--- start of LISTING ---

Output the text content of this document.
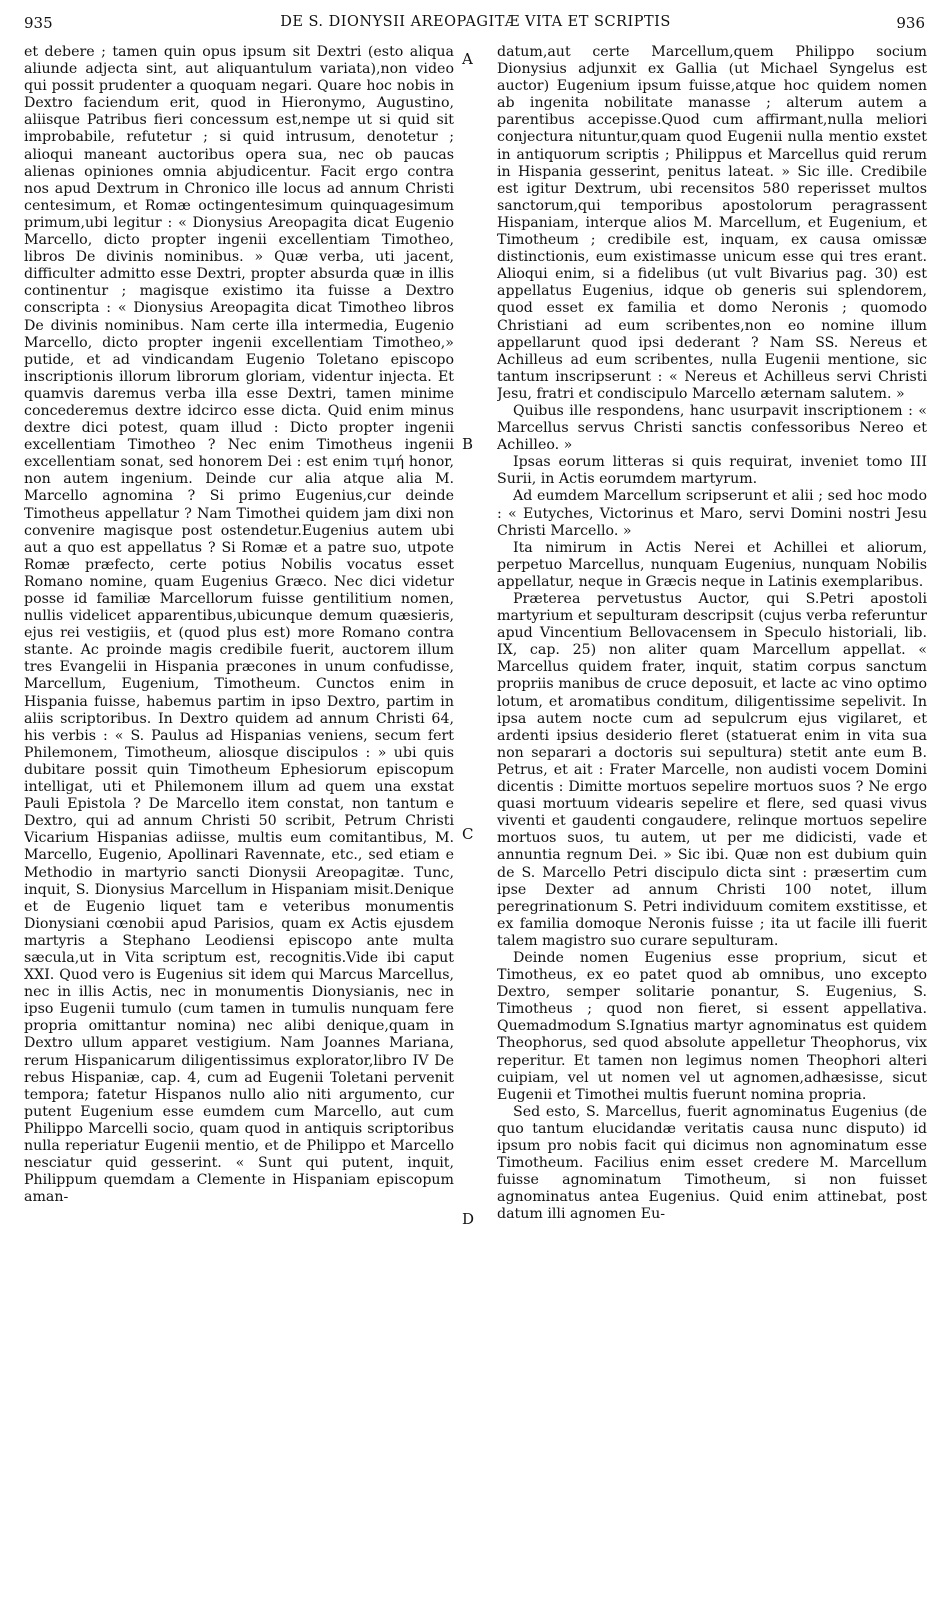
935	DE S. DIONYSII AREOPAGITÆ VITA ET SCRIPTIS	936

et debere ; tamen quin opus ipsum sit Dextri (esto aliqua aliunde adjecta sint, aut aliquantulum variata),non video qui possit prudenter a quoquam negari. Quare hoc nobis in Dextro faciendum erit, quod in Hieronymo, Augustino, aliisque Patribus fieri concessum est,nempe ut si quid sit improbabile, refutetur ; si quid intrusum, denotetur ; alioqui maneant auctoribus opera sua, nec ob paucas alienas opiniones omnia abjudicentur. Facit ergo contra nos apud Dextrum in Chronico ille locus ad annum Christi centesimum, et Romæ octingentesimum quinquagesimum primum,ubi legitur : « Dionysius Areopagita dicat Eugenio Marcello, dicto propter ingenii excellentiam Timotheo, libros De divinis nominibus. » Quæ verba, uti jacent, difficulter admitto esse Dextri, propter absurda quæ in illis continentur ; magisque existimo ita fuisse a Dextro conscripta : « Dionysius Areopagita dicat Timotheo libros De divinis nominibus. Nam certe illa intermedia, Eugenio Marcello, dicto propter ingenii excellentiam Timotheo,» putide, et ad vindicandam Eugenio Toletano episcopo inscriptionis illorum librorum gloriam, videntur injecta. Et quamvis daremus verba illa esse Dextri, tamen minime concederemus dextre idcirco esse dicta. Quid enim minus dextre dici potest, quam illud : Dicto propter ingenii excellentiam Timotheo ? Nec enim Timotheus ingenii excellentiam sonat, sed honorem Dei : est enim τιμή honor, non autem ingenium. Deinde cur alia atque alia M. Marcello agnomina ? Si primo Eugenius,cur deinde Timotheus appellatur ? Nam Timothei quidem jam dixi non convenire magisque post ostendetur.Eugenius autem ubi aut a quo est appellatus ? Si Romæ et a patre suo, utpote Romæ præfecto, certe potius Nobilis vocatus esset Romano nomine, quam Eugenius Græco. Nec dici videtur posse id familiæ Marcellorum fuisse gentilitium nomen, nullis videlicet apparentibus,ubicunque demum quæsieris, ejus rei vestigiis, et (quod plus est) more Romano contra stante. Ac proinde magis credibile fuerit, auctorem illum tres Evangelii in Hispania præcones in unum confudisse, Marcellum, Eugenium, Timotheum. Cunctos enim in Hispania fuisse, habemus partim in ipso Dextro, partim in aliis scriptoribus. In Dextro quidem ad annum Christi 64, his verbis : « S. Paulus ad Hispanias veniens, secum fert Philemonem, Timotheum, aliosque discipulos : » ubi quis dubitare possit quin Timotheum Ephesiorum episcopum intelligat, uti et Philemonem illum ad quem una exstat Pauli Epistola ? De Marcello item constat, non tantum e Dextro, qui ad annum Christi 50 scribit, Petrum Christi Vicarium Hispanias adiisse, multis eum comitantibus, M. Marcello, Eugenio, Apollinari Ravennate, etc., sed etiam e Methodio in martyrio sancti Dionysii Areopagitæ. Tunc, inquit, S. Dionysius Marcellum in Hispaniam misit.Denique et de Eugenio liquet tam e veteribus monumentis Dionysiani cœnobii apud Parisios, quam ex Actis ejusdem martyris a Stephano Leodiensi episcopo ante multa sæcula,ut in Vita scriptum est, recognitis.Vide ibi caput XXI. Quod vero is Eugenius sit idem qui Marcus Marcellus, nec in illis Actis, nec in monumentis Dionysianis, nec in ipso Eugenii tumulo (cum tamen in tumulis nunquam fere propria omittantur nomina) nec alibi denique,quam in Dextro ullum apparet vestigium. Nam Joannes Mariana, rerum Hispanicarum diligentissimus explorator,libro IV De rebus Hispaniæ, cap. 4, cum ad Eugenii Toletani pervenit tempora; fatetur Hispanos nullo alio niti argumento, cur putent Eugenium esse eumdem cum Marcello, aut cum Philippo Marcelli socio, quam quod in antiquis scriptoribus nulla reperiatur Eugenii mentio, et de Philippo et Marcello nesciatur quid gesserint. « Sunt qui putent, inquit, Philippum quemdam a Clemente in Hispaniam episcopum aman-

A
B
C
D

datum,aut certe Marcellum,quem Philippo socium Dionysius adjunxit ex Gallia (ut Michael Syngelus est auctor) Eugenium ipsum fuisse,atque hoc quidem nomen ab ingenita nobilitate manasse ; alterum autem a parentibus accepisse.Quod cum affirmant,nulla meliori conjectura nituntur,quam quod Eugenii nulla mentio exstet in antiquorum scriptis ; Philippus et Marcellus quid rerum in Hispania gesserint, penitus lateat. » Sic ille. Credibile est igitur Dextrum, ubi recensitos 580 reperisset multos sanctorum,qui temporibus apostolorum peragrassent Hispaniam, interque alios M. Marcellum, et Eugenium, et Timotheum ; credibile est, inquam, ex causa omissæ distinctionis, eum existimasse unicum esse qui tres erant. Alioqui enim, si a fidelibus (ut vult Bivarius pag. 30) est appellatus Eugenius, idque ob generis sui splendorem, quod esset ex familia et domo Neronis ; quomodo Christiani ad eum scribentes,non eo nomine illum appellarunt quod ipsi dederant ? Nam SS. Nereus et Achilleus ad eum scribentes, nulla Eugenii mentione, sic tantum inscripserunt : « Nereus et Achilleus servi Christi Jesu, fratri et condiscipulo Marcello æternam salutem. »

Quibus ille respondens, hanc usurpavit inscriptionem : « Marcellus servus Christi sanctis confessoribus Nereo et Achilleo. »

Ipsas eorum litteras si quis requirat, inveniet tomo III Surii, in Actis eorumdem martyrum.

Ad eumdem Marcellum scripserunt et alii ; sed hoc modo : « Eutyches, Victorinus et Maro, servi Domini nostri Jesu Christi Marcello. »

Ita nimirum in Actis Nerei et Achillei et aliorum, perpetuo Marcellus, nunquam Eugenius, nunquam Nobilis appellatur, neque in Græcis neque in Latinis exemplaribus.

Præterea pervetustus Auctor, qui S.Petri apostoli martyrium et sepulturam descripsit (cujus verba referuntur apud Vincentium Bellovacensem in Speculo historiali, lib. IX, cap. 25) non aliter quam Marcellum appellat. « Marcellus quidem frater, inquit, statim corpus sanctum propriis manibus de cruce deposuit, et lacte ac vino optimo lotum, et aromatibus conditum, diligentissime sepelivit. In ipsa autem nocte cum ad sepulcrum ejus vigilaret, et ardenti ipsius desiderio fleret (statuerat enim in vita sua non separari a doctoris sui sepultura) stetit ante eum B. Petrus, et ait : Frater Marcelle, non audisti vocem Domini dicentis : Dimitte mortuos sepelire mortuos suos ? Ne ergo quasi mortuum videaris sepelire et flere, sed quasi vivus viventi et gaudenti congaudere, relinque mortuos sepelire mortuos suos, tu autem, ut per me didicisti, vade et annuntia regnum Dei. » Sic ibi. Quæ non est dubium quin de S. Marcello Petri discipulo dicta sint : præsertim cum ipse Dexter ad annum Christi 100 notet, illum peregrinationum S. Petri individuum comitem exstitisse, et ex familia domoque Neronis fuisse ; ita ut facile illi fuerit talem magistro suo curare sepulturam.

Deinde nomen Eugenius esse proprium, sicut et Timotheus, ex eo patet quod ab omnibus, uno excepto Dextro, semper solitarie ponantur, S. Eugenius, S. Timotheus ; quod non fieret, si essent appellativa. Quemadmodum S.Ignatius martyr agnominatus est quidem Theophorus, sed quod absolute appelletur Theophorus, vix reperitur. Et tamen non legimus nomen Theophori alteri cuipiam, vel ut nomen vel ut agnomen,adhæsisse, sicut Eugenii et Timothei multis fuerunt nomina propria.

Sed esto, S. Marcellus, fuerit agnominatus Eugenius (de quo tantum elucidandæ veritatis causa nunc disputo) id ipsum pro nobis facit qui dicimus non agnominatum esse Timotheum. Facilius enim esset credere M. Marcellum fuisse agnominatum Timotheum, si non fuisset agnominatus antea Eugenius. Quid enim attinebat, post datum illi agnomen Eu-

--- end of LISTING ---

DESCRIPTION OF THE TASK =>
Review the preceding data and report every line that includes the string "Jesu".

WRITTEN SOLUTION =>
datum,aut certe Marcellum,quem Philippo socium Dionysius adjunxit ex Gallia (ut Michael Syngelus est auctor) Eugenium ipsum fuisse,atque hoc quidem nomen ab ingenita nobilitate manasse ; alterum autem a parentibus accepisse.Quod cum affirmant,nulla meliori conjectura nituntur,quam quod Eugenii nulla mentio exstet in antiquorum scriptis ; Philippus et Marcellus quid rerum in Hispania gesserint, penitus lateat. » Sic ille. Credibile est igitur Dextrum, ubi recensitos 580 reperisset multos sanctorum,qui temporibus apostolorum peragrassent Hispaniam, interque alios M. Marcellum, et Eugenium, et Timotheum ; credibile est, inquam, ex causa omissæ distinctionis, eum existimasse unicum esse qui tres erant. Alioqui enim, si a fidelibus (ut vult Bivarius pag. 30) est appellatus Eugenius, idque ob generis sui splendorem, quod esset ex familia et domo Neronis ; quomodo Christiani ad eum scribentes,non eo nomine illum appellarunt quod ipsi dederant ? Nam SS. Nereus et Achilleus ad eum scribentes, nulla Eugenii mentione, sic tantum inscripserunt : « Nereus et Achilleus servi Christi Jesu, fratri et condiscipulo Marcello æternam salutem. »
Ad eumdem Marcellum scripserunt et alii ; sed hoc modo : « Eutyches, Victorinus et Maro, servi Domini nostri Jesu Christi Marcello. »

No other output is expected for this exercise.